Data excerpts
-*-
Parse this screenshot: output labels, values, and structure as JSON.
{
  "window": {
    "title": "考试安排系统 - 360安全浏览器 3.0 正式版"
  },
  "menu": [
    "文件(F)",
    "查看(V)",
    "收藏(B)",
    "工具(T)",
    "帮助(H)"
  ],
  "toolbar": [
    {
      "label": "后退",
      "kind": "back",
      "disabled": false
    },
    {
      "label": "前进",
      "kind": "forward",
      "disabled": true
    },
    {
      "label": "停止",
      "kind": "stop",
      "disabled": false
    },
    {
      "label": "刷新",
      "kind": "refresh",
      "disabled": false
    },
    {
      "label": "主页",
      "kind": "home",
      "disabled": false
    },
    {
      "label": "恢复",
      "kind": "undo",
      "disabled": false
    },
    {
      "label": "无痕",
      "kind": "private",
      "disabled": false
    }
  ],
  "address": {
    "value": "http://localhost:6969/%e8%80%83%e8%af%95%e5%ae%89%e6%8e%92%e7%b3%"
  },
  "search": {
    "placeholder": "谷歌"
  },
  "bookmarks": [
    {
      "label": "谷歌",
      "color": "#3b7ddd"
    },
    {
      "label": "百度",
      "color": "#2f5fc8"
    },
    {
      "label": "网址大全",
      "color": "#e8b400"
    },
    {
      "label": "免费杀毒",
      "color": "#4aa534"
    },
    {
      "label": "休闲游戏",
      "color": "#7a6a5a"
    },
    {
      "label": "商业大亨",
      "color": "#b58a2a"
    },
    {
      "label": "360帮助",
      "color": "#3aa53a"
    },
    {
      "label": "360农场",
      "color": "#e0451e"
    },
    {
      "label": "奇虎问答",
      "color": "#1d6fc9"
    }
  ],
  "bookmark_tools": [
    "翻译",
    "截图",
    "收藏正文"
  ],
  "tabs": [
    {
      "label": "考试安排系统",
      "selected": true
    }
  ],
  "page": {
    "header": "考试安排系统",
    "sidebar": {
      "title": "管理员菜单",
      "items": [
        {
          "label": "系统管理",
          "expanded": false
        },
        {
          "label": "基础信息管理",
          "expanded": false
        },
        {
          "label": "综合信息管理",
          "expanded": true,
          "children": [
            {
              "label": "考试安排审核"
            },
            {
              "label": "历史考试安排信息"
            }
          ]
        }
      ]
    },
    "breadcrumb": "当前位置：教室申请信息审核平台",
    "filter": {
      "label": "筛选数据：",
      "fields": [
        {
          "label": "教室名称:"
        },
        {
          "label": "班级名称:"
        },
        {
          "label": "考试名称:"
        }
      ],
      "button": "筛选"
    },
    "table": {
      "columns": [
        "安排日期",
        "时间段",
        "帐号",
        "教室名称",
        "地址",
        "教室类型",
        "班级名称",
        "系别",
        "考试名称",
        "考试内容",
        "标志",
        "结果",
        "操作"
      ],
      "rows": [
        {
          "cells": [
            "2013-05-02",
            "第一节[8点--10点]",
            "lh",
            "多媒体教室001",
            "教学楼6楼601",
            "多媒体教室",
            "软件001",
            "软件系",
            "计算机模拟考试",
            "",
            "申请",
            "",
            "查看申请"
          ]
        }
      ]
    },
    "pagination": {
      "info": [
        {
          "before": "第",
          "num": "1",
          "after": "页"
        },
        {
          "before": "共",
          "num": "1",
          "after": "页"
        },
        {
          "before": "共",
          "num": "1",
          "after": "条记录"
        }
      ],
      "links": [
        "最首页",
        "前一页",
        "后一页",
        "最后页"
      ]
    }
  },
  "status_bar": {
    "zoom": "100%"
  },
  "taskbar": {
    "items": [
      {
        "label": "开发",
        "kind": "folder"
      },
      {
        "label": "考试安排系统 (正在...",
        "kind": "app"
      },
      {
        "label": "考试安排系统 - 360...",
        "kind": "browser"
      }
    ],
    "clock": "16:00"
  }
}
-*-
Task to carry out => Which lines hold the string "title"? List them all.

Completed task =>
    "title": "考试安排系统 - 360安全浏览器 3.0 正式版"
      "title": "管理员菜单",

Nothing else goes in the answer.